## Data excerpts
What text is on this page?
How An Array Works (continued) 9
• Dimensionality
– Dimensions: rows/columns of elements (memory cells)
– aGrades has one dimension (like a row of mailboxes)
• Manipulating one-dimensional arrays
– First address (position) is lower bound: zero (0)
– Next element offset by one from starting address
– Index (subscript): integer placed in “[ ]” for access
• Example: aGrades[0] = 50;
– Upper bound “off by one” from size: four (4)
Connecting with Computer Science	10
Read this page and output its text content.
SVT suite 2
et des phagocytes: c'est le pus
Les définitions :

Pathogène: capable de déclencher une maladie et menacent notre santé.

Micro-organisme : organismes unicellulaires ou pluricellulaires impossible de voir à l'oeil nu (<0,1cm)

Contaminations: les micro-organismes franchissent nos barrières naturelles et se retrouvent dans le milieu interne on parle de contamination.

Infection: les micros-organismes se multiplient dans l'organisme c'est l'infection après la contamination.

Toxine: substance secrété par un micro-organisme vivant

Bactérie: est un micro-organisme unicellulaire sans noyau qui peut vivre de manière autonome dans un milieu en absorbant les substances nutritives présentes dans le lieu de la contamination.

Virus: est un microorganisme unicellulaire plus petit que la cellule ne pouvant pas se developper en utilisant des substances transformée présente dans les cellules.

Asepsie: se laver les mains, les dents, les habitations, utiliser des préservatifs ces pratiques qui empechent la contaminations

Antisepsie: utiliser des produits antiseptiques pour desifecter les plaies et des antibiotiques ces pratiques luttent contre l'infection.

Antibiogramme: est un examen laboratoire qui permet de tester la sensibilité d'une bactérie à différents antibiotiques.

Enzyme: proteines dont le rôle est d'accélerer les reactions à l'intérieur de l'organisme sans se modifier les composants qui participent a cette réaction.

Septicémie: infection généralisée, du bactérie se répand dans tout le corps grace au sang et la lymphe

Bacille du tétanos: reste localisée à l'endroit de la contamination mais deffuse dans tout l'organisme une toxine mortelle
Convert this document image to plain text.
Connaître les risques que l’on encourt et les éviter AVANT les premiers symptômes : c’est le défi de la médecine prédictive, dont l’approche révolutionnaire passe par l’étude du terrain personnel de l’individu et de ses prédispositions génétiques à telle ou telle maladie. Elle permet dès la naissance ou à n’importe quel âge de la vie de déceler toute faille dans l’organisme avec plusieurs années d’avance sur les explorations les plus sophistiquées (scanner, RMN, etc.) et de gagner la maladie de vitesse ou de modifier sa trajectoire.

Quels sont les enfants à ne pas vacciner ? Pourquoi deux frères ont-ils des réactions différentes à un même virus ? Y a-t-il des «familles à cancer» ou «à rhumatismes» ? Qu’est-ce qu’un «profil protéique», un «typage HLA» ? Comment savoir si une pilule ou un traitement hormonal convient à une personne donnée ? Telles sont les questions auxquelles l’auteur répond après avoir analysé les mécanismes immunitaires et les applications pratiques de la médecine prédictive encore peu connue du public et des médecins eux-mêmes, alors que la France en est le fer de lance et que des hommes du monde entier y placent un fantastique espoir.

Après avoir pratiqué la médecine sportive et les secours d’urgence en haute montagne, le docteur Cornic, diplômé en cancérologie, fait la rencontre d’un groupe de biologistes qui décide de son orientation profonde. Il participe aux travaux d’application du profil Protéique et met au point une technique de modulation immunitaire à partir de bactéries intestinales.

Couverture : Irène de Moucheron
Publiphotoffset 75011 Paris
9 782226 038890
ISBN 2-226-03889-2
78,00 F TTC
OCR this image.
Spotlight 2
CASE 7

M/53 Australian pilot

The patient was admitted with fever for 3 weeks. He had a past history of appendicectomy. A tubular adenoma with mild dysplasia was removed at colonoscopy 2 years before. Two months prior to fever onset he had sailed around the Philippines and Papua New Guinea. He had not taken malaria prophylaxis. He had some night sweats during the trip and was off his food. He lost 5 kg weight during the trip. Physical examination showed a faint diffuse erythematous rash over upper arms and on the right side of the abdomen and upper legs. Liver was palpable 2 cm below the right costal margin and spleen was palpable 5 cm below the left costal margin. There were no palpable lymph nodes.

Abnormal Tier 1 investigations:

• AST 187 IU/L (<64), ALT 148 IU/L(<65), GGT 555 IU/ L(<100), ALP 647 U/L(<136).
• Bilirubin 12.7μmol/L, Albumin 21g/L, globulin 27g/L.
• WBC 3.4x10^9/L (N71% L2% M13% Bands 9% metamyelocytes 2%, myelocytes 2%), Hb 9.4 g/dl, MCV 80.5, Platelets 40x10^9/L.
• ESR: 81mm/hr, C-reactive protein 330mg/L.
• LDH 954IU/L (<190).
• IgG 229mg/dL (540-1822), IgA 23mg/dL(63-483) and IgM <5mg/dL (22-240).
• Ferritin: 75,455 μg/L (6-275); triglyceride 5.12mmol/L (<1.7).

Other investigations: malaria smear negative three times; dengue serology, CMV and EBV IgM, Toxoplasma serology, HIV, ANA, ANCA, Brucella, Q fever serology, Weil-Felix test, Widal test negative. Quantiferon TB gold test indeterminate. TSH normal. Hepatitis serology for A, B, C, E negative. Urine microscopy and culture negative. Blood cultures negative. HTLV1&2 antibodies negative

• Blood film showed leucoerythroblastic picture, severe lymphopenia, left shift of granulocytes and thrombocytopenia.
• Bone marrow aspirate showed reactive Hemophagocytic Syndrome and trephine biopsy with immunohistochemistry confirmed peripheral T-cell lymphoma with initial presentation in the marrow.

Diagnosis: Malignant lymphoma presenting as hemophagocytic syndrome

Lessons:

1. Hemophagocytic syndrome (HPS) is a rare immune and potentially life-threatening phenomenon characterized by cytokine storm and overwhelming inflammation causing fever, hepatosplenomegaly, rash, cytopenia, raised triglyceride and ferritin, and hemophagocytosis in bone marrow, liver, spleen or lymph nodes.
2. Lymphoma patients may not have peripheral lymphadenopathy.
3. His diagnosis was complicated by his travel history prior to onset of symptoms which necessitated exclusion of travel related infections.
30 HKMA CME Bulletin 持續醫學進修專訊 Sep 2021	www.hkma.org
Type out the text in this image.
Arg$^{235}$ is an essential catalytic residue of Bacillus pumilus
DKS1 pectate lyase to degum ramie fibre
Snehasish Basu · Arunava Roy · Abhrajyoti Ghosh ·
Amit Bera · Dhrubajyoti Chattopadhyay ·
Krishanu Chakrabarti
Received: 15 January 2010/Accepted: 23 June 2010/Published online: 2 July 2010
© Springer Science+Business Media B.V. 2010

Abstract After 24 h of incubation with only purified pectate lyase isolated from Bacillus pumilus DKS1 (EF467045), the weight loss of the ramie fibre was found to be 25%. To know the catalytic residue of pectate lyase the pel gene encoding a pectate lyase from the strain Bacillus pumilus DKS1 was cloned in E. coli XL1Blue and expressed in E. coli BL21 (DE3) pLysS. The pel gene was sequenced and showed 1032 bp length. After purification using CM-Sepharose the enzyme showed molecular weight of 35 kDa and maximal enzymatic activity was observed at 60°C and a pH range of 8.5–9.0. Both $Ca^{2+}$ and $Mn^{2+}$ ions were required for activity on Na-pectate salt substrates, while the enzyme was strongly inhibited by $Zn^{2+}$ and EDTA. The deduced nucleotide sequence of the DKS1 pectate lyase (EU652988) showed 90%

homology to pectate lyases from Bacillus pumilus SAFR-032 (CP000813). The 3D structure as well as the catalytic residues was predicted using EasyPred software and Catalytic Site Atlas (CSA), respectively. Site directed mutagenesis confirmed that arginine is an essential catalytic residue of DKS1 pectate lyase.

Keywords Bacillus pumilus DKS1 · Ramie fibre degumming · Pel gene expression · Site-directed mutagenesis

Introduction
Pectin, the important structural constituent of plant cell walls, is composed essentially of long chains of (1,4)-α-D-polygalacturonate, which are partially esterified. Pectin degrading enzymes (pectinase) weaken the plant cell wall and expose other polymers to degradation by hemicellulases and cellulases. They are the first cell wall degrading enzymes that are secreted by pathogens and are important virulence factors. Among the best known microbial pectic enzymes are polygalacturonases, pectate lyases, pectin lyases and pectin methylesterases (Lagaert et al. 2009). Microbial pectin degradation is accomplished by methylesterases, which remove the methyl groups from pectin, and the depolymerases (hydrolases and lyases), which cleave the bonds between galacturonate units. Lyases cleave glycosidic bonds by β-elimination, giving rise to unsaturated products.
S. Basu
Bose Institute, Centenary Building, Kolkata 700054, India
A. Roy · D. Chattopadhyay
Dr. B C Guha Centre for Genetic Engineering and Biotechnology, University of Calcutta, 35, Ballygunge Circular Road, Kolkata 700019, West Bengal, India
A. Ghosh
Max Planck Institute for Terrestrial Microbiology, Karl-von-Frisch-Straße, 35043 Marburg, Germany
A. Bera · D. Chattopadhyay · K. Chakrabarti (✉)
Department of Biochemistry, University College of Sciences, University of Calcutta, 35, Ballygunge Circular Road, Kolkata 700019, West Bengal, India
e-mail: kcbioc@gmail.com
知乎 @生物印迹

## EXERCISE DESCRIPTION
Figure out how many lines above include the string "history", then report that number and nothing else.

## ANSWER AREA
2